| Task requirements |
Using the data beneath, show every line that includes the word "being".

..............................

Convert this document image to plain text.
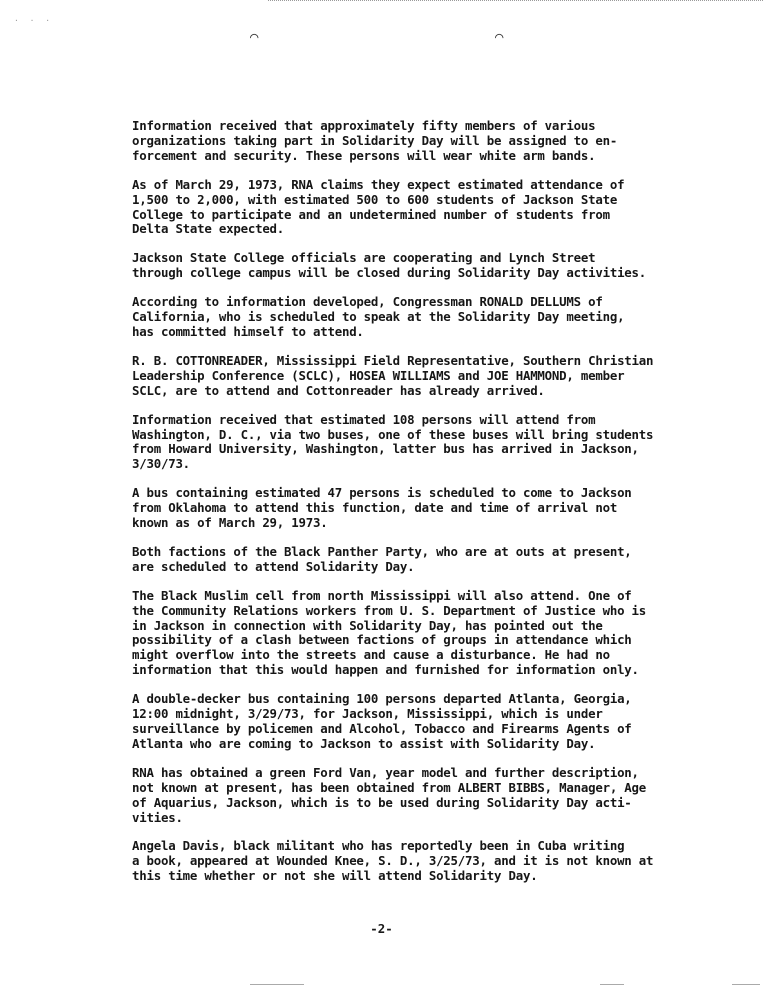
· · ·
⌒	⌒

Information received that approximately fifty members of various
organizations taking part in Solidarity Day will be assigned to en-
forcement and security. These persons will wear white arm bands.

As of March 29, 1973, RNA claims they expect estimated attendance of
1,500 to 2,000, with estimated 500 to 600 students of Jackson State
College to participate and an undetermined number of students from
Delta State expected.

Jackson State College officials are cooperating and Lynch Street
through college campus will be closed during Solidarity Day activities.

According to information developed, Congressman RONALD DELLUMS of
California, who is scheduled to speak at the Solidarity Day meeting,
has committed himself to attend.

R. B. COTTONREADER, Mississippi Field Representative, Southern Christian
Leadership Conference (SCLC), HOSEA WILLIAMS and JOE HAMMOND, member
SCLC, are to attend and Cottonreader has already arrived.

Information received that estimated 108 persons will attend from
Washington, D. C., via two buses, one of these buses will bring students
from Howard University, Washington, latter bus has arrived in Jackson,
3/30/73.

A bus containing estimated 47 persons is scheduled to come to Jackson
from Oklahoma to attend this function, date and time of arrival not
known as of March 29, 1973.

Both factions of the Black Panther Party, who are at outs at present,
are scheduled to attend Solidarity Day.

The Black Muslim cell from north Mississippi will also attend. One of
the Community Relations workers from U. S. Department of Justice who is
in Jackson in connection with Solidarity Day, has pointed out the
possibility of a clash between factions of groups in attendance which
might overflow into the streets and cause a disturbance. He had no
information that this would happen and furnished for information only.

A double-decker bus containing 100 persons departed Atlanta, Georgia,
12:00 midnight, 3/29/73, for Jackson, Mississippi, which is under
surveillance by policemen and Alcohol, Tobacco and Firearms Agents of
Atlanta who are coming to Jackson to assist with Solidarity Day.

RNA has obtained a green Ford Van, year model and further description,
not known at present, has been obtained from ALBERT BIBBS, Manager, Age
of Aquarius, Jackson, which is to be used during Solidarity Day acti-
vities.

Angela Davis, black militant who has reportedly been in Cuba writing
a book, appeared at Wounded Knee, S. D., 3/25/73, and it is not known at
this time whether or not she will attend Solidarity Day.

-2-
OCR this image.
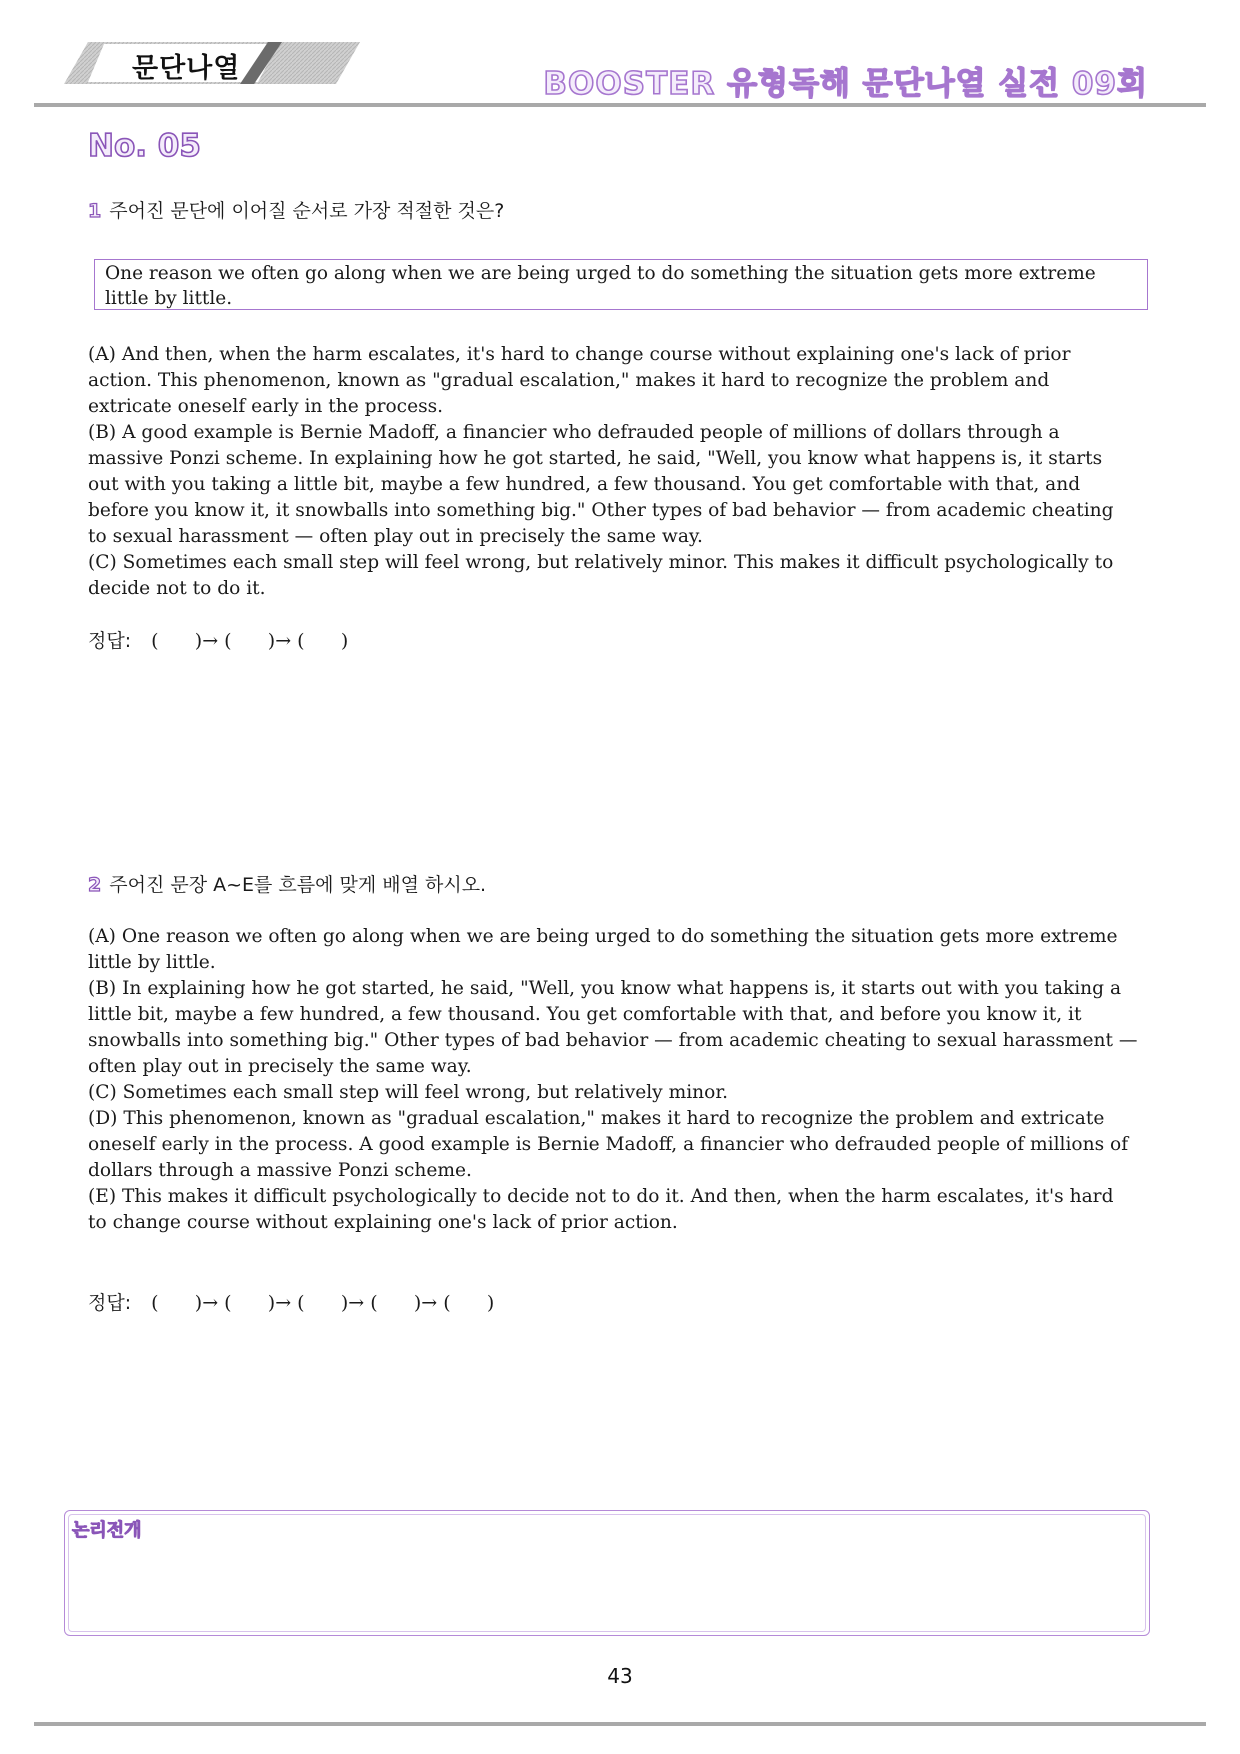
문단나열	BOOSTER 유형독해 문단나열 실전 09회
No. 05
1 주어진 문단에 이어질 순서로 가장 적절한 것은?
One reason we often go along when we are being urged to do something the situation gets more extreme little by little.

(A) And then, when the harm escalates, it's hard to change course without explaining one's lack of prior action. This phenomenon, known as "gradual escalation," makes it hard to recognize the problem and extricate oneself early in the process.

(B) A good example is Bernie Madoff, a financier who defrauded people of millions of dollars through a massive Ponzi scheme. In explaining how he got started, he said, "Well, you know what happens is, it starts out with you taking a little bit, maybe a few hundred, a few thousand. You get comfortable with that, and before you know it, it snowballs into something big." Other types of bad behavior — from academic cheating to sexual harassment — often play out in precisely the same way.

(C) Sometimes each small step will feel wrong, but relatively minor. This makes it difficult psychologically to decide not to do it.

정답: (      )→ (      )→ (      )
2 주어진 문장 A~E를 흐름에 맞게 배열 하시오.

(A) One reason we often go along when we are being urged to do something the situation gets more extreme little by little.

(B) In explaining how he got started, he said, "Well, you know what happens is, it starts out with you taking a little bit, maybe a few hundred, a few thousand. You get comfortable with that, and before you know it, it snowballs into something big." Other types of bad behavior — from academic cheating to sexual harassment — often play out in precisely the same way.

(C) Sometimes each small step will feel wrong, but relatively minor.

(D) This phenomenon, known as "gradual escalation," makes it hard to recognize the problem and extricate oneself early in the process. A good example is Bernie Madoff, a financier who defrauded people of millions of dollars through a massive Ponzi scheme.

(E) This makes it difficult psychologically to decide not to do it. And then, when the harm escalates, it's hard to change course without explaining one's lack of prior action.

정답: (      )→ (      )→ (      )→ (      )→ (      )
논리전개
43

..............................

| Solution to this task |
One reason we often go along when we are being urged to do something the situation gets more extreme little by little.
(A) One reason we often go along when we are being urged to do something the situation gets more extreme little by little.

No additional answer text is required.